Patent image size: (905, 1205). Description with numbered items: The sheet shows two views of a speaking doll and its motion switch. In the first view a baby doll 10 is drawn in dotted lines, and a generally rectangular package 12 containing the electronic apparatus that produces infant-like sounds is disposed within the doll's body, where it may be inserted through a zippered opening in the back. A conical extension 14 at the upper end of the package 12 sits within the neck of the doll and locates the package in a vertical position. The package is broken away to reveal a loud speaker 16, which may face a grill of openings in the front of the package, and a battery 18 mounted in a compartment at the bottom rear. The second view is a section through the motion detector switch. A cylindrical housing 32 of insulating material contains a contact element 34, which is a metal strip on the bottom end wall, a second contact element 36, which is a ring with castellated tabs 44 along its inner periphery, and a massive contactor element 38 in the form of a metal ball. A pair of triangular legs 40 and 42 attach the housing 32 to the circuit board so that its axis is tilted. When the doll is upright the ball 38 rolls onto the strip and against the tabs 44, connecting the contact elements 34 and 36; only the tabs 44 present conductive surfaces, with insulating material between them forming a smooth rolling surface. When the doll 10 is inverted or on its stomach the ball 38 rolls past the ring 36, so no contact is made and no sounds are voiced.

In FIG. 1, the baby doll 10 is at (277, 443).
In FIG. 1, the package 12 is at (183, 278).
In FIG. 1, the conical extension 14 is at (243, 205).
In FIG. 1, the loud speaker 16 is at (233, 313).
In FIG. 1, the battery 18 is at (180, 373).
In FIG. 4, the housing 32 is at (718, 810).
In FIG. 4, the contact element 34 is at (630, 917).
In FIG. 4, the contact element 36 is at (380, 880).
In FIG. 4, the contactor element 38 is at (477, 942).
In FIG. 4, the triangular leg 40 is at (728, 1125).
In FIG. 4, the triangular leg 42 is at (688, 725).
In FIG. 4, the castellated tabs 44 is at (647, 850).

Task objective
Reproduce the lines above in full, substituting "talking doll" for "speaking doll" and leaving everything else unchanged.

Solved problem
Patent image size: (905, 1205). Description with numbered items: The sheet shows two views of a talking doll and its motion switch. In the first view a baby doll 10 is drawn in dotted lines, and a generally rectangular package 12 containing the electronic apparatus that produces infant-like sounds is disposed within the doll's body, where it may be inserted through a zippered opening in the back. A conical extension 14 at the upper end of the package 12 sits within the neck of the doll and locates the package in a vertical position. The package is broken away to reveal a loud speaker 16, which may face a grill of openings in the front of the package, and a battery 18 mounted in a compartment at the bottom rear. The second view is a section through the motion detector switch. A cylindrical housing 32 of insulating material contains a contact element 34, which is a metal strip on the bottom end wall, a second contact element 36, which is a ring with castellated tabs 44 along its inner periphery, and a massive contactor element 38 in the form of a metal ball. A pair of triangular legs 40 and 42 attach the housing 32 to the circuit board so that its axis is tilted. When the doll is upright the ball 38 rolls onto the strip and against the tabs 44, connecting the contact elements 34 and 36; only the tabs 44 present conductive surfaces, with insulating material between them forming a smooth rolling surface. When the doll 10 is inverted or on its stomach the ball 38 rolls past the ring 36, so no contact is made and no sounds are voiced.

In FIG. 1, the baby doll 10 is at (277, 443).
In FIG. 1, the package 12 is at (183, 278).
In FIG. 1, the conical extension 14 is at (243, 205).
In FIG. 1, the loud speaker 16 is at (233, 313).
In FIG. 1, the battery 18 is at (180, 373).
In FIG. 4, the housing 32 is at (718, 810).
In FIG. 4, the contact element 34 is at (630, 917).
In FIG. 4, the contact element 36 is at (380, 880).
In FIG. 4, the contactor element 38 is at (477, 942).
In FIG. 4, the triangular leg 40 is at (728, 1125).
In FIG. 4, the triangular leg 42 is at (688, 725).
In FIG. 4, the castellated tabs 44 is at (647, 850).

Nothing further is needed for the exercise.